Give the number of lines that include the string "screenshot", nothing more.

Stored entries
☆ ☆ ☆ ☆

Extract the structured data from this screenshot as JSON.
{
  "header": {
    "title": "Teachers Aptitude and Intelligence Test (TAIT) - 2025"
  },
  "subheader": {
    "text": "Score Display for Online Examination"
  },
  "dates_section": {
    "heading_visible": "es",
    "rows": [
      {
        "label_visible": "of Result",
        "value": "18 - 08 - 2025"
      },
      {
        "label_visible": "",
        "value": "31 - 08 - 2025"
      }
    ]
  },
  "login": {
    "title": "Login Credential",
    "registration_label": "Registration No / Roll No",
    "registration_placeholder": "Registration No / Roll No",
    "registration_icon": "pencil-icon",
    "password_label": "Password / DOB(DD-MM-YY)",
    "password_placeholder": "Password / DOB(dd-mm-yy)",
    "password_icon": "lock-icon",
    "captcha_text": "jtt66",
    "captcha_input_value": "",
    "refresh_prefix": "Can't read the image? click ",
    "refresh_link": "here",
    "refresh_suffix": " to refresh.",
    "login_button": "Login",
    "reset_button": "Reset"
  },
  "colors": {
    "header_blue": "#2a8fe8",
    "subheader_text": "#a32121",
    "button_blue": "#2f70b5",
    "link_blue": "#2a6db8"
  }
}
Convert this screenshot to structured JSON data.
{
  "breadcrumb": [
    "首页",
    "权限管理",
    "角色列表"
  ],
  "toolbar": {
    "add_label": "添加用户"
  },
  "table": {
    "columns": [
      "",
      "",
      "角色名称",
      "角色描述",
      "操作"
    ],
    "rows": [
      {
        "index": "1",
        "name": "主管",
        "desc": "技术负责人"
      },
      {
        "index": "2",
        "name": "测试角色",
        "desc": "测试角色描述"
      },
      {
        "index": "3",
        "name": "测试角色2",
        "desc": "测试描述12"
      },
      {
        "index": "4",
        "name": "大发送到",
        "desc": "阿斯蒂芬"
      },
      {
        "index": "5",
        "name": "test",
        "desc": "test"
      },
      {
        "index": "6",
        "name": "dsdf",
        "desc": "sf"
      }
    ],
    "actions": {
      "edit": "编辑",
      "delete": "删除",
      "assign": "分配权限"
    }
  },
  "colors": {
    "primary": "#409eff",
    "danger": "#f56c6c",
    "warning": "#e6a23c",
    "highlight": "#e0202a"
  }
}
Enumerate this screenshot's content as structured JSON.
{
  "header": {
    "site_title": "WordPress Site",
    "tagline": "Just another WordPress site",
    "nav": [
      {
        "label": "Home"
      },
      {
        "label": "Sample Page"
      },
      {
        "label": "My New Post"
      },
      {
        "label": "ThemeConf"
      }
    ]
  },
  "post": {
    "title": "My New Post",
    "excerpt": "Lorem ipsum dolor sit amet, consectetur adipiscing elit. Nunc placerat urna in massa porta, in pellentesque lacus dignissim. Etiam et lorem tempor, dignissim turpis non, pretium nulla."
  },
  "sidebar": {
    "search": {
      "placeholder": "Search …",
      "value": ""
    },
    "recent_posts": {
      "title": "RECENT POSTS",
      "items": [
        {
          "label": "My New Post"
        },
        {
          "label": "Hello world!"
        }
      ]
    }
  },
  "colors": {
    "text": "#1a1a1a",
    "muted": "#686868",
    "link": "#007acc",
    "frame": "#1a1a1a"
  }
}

☆ ☆ ☆ ☆

*Answer to the task*
3